| Goal |
Scan the listing that follows and report how many lines contain "QUAD". Write the number alone.

##############################

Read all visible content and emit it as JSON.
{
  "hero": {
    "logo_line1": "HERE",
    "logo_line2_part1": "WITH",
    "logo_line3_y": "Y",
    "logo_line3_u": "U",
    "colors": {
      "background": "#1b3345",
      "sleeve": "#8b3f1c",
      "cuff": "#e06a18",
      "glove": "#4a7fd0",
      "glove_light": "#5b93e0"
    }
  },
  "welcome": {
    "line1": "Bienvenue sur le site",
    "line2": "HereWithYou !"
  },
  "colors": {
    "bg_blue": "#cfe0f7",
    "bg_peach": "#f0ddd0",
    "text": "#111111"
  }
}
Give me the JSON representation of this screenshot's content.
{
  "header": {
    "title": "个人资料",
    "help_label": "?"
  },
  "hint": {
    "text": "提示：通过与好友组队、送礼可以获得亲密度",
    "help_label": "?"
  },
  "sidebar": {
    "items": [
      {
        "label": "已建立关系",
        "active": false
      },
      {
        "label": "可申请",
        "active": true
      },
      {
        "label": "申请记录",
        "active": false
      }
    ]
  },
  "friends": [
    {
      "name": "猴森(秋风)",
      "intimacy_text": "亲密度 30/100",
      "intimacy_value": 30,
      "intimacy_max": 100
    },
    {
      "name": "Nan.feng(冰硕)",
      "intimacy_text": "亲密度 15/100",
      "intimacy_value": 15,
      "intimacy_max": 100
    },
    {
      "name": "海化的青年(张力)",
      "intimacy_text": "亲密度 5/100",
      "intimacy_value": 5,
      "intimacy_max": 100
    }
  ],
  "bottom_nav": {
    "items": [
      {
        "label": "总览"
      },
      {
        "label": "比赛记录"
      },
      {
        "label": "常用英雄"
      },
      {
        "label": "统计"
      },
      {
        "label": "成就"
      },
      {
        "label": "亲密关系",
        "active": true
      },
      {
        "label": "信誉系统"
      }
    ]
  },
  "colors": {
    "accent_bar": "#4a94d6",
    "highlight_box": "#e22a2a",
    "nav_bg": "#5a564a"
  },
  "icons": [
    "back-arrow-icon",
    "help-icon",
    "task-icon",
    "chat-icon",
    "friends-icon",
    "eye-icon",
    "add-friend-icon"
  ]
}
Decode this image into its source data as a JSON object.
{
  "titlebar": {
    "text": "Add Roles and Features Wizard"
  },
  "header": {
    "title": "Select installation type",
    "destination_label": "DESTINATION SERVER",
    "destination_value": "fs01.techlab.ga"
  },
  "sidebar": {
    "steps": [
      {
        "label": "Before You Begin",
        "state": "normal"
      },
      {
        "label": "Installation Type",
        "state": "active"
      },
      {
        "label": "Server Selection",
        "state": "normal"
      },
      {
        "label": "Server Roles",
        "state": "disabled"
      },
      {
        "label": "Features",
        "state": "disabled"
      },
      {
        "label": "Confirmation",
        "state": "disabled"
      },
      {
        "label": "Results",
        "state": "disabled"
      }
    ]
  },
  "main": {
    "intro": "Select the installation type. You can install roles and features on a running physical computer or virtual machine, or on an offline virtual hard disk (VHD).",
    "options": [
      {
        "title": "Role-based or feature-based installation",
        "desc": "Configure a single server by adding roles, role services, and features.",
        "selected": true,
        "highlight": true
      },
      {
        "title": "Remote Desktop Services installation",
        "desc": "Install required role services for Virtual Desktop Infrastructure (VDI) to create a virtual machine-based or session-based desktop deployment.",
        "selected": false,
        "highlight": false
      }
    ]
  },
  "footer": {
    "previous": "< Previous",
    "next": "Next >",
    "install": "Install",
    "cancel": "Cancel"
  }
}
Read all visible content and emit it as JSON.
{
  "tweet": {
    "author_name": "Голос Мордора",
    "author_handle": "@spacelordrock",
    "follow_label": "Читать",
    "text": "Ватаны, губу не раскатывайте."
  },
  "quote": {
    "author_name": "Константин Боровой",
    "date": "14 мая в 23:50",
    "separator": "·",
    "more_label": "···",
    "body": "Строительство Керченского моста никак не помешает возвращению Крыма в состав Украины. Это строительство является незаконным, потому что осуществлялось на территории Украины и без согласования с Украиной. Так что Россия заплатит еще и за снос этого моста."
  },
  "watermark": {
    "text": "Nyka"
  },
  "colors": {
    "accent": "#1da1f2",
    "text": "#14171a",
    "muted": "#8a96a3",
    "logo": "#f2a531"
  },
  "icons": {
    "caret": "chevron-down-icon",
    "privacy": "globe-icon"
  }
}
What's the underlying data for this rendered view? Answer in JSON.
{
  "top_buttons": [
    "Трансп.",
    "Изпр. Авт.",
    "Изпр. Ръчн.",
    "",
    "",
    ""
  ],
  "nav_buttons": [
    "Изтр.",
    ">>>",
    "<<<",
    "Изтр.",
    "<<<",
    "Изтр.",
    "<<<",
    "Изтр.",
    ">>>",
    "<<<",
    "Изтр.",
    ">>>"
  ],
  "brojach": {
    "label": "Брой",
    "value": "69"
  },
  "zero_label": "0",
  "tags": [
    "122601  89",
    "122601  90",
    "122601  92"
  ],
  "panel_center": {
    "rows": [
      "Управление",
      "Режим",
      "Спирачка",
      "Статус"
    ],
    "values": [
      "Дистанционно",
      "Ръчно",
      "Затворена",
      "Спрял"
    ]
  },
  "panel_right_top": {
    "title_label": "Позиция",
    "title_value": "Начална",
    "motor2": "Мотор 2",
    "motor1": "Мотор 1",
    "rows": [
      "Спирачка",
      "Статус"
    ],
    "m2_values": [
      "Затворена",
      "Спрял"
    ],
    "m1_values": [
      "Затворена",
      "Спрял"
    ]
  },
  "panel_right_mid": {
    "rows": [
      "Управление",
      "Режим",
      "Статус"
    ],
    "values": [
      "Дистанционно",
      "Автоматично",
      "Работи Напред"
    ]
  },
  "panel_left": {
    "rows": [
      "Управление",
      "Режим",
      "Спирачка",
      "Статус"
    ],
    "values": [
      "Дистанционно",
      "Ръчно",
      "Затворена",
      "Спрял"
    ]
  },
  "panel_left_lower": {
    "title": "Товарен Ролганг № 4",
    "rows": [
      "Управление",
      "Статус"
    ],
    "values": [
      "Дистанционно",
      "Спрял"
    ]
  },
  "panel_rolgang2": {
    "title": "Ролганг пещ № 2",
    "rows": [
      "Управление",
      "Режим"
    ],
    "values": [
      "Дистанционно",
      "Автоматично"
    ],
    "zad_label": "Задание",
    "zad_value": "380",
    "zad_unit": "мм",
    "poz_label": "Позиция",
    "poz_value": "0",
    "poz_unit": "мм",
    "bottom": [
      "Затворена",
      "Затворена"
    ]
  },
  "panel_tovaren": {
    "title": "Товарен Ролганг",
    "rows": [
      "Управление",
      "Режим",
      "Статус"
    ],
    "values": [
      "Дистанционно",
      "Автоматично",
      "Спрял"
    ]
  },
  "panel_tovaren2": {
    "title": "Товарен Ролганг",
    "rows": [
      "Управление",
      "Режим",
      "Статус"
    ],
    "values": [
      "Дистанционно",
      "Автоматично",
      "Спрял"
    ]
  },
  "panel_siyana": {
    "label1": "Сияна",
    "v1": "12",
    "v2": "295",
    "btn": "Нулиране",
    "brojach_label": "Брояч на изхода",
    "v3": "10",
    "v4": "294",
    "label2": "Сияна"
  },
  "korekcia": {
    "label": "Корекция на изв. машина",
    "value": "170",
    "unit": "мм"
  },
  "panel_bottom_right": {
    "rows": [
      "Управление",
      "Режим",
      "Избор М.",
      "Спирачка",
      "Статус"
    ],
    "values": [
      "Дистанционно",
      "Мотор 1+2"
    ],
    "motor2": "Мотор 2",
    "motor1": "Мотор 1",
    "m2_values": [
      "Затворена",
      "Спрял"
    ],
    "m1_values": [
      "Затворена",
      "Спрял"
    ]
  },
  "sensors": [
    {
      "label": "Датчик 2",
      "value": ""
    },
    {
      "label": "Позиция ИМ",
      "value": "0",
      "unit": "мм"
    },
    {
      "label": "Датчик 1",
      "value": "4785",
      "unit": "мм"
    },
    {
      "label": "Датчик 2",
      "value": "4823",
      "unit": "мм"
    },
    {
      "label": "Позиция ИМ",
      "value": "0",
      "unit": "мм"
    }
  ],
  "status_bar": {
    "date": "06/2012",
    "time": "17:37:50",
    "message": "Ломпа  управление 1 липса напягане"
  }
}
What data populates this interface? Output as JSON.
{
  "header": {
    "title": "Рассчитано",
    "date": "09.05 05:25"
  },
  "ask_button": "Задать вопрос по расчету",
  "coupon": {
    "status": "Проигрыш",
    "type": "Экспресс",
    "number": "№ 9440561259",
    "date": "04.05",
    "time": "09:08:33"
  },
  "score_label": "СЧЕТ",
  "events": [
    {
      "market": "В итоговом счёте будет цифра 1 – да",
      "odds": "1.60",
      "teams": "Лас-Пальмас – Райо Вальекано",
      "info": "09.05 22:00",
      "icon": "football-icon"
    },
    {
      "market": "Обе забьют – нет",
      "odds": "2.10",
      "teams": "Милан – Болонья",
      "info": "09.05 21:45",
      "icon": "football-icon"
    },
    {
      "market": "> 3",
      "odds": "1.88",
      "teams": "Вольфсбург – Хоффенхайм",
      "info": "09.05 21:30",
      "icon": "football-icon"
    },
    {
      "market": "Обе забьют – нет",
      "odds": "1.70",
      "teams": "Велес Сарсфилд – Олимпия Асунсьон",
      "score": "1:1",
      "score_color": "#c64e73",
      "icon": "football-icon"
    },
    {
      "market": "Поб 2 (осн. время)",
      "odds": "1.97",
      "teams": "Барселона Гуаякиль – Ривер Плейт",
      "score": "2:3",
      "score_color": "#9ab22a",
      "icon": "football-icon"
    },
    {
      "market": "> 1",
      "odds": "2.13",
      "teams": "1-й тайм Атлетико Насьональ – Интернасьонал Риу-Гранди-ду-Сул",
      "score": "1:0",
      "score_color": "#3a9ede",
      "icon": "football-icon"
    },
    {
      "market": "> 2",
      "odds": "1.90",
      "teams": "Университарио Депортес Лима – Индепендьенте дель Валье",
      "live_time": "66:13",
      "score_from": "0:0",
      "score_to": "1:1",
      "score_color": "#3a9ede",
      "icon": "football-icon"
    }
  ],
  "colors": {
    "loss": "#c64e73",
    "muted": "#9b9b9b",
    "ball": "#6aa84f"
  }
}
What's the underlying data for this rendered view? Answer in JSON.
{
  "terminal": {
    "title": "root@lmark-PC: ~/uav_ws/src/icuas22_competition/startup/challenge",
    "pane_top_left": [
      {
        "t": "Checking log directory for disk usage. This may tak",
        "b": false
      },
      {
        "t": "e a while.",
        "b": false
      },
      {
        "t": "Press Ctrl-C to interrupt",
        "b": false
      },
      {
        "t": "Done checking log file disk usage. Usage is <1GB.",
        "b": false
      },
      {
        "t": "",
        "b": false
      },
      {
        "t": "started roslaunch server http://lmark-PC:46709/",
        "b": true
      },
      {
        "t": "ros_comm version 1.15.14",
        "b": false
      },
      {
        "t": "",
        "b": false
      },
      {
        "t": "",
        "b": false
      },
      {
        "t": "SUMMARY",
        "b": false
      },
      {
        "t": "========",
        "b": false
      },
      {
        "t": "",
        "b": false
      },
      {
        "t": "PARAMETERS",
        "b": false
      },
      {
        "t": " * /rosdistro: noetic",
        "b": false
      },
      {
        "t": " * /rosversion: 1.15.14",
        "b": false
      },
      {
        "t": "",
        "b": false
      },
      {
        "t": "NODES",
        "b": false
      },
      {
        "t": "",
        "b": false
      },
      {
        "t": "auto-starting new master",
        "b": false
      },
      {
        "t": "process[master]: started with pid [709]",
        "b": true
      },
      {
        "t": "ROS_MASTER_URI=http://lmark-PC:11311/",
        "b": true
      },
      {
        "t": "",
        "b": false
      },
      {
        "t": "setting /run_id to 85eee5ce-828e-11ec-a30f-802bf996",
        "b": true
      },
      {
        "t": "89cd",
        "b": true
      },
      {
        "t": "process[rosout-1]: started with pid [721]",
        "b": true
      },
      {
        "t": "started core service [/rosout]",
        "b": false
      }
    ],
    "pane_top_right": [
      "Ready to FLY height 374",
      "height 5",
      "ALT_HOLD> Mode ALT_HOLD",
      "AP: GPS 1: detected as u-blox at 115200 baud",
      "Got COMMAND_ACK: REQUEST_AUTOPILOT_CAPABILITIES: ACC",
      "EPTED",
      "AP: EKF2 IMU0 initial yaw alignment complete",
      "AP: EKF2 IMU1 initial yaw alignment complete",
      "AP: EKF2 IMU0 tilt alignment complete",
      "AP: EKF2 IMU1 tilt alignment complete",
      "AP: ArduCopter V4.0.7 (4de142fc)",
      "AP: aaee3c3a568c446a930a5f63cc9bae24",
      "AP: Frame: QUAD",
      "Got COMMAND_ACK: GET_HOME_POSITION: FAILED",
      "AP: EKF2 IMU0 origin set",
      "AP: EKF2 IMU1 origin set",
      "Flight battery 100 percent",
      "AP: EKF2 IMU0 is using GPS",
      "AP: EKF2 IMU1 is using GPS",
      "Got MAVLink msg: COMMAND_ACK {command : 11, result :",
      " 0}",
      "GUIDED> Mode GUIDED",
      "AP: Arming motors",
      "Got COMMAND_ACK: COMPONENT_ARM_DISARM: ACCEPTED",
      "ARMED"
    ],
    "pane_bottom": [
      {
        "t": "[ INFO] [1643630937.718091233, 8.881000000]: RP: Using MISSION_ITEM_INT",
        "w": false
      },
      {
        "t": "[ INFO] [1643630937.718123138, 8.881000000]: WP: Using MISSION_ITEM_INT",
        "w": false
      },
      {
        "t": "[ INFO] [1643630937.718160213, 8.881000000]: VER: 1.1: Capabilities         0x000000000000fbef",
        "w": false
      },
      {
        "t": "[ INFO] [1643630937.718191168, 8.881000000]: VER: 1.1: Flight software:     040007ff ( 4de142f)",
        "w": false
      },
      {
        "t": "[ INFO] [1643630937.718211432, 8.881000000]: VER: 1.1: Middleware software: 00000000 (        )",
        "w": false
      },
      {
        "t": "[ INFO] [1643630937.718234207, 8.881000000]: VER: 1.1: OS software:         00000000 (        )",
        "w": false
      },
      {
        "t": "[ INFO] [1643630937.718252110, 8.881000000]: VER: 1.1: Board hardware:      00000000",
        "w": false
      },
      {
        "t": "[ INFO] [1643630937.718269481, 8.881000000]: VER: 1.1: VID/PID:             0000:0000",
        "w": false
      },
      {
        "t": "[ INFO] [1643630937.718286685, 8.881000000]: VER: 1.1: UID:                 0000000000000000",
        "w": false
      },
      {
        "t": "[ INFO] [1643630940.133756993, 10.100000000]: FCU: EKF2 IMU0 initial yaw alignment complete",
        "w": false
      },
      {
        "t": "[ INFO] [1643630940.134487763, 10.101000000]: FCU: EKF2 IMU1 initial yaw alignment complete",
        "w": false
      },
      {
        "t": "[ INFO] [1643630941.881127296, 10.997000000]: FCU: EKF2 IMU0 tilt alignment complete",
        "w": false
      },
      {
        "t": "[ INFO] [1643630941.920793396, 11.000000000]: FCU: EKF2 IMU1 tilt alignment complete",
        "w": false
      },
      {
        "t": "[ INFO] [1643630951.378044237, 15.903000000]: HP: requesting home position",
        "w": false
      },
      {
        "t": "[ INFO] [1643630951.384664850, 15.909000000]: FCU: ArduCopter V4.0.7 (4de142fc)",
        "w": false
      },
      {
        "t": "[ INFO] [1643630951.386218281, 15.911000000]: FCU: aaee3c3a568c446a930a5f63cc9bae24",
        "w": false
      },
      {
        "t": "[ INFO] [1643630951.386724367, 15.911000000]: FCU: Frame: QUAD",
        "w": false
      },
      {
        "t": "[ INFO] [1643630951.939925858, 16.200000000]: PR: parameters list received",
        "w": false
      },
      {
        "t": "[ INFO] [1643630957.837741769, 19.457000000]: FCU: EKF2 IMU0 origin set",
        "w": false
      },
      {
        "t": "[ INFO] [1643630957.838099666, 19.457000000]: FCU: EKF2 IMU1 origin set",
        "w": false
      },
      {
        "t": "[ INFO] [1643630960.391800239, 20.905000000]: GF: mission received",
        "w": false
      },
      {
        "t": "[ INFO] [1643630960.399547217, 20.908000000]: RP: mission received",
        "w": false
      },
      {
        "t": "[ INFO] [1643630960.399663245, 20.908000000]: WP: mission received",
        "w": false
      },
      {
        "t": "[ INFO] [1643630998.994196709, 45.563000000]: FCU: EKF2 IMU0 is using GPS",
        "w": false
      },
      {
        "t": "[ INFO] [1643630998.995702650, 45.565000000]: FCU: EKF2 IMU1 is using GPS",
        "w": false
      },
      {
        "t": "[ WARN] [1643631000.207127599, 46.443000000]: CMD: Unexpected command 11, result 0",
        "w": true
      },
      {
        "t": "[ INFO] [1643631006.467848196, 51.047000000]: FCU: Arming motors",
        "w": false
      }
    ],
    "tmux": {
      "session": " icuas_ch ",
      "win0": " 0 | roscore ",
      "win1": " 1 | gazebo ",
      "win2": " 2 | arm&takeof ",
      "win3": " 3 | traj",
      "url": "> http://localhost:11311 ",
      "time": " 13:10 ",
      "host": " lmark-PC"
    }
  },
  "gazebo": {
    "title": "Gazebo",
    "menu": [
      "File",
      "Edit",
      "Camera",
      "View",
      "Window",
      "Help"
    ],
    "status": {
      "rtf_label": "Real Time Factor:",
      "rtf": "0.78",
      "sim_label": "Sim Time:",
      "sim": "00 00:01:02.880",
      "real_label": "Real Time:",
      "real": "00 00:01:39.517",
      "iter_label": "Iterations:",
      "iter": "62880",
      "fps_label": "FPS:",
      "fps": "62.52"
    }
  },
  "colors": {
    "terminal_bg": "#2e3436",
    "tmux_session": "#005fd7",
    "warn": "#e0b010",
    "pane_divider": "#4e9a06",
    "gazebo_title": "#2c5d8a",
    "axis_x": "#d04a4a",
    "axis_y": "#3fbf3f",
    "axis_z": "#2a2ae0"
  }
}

##############################

| Result |
2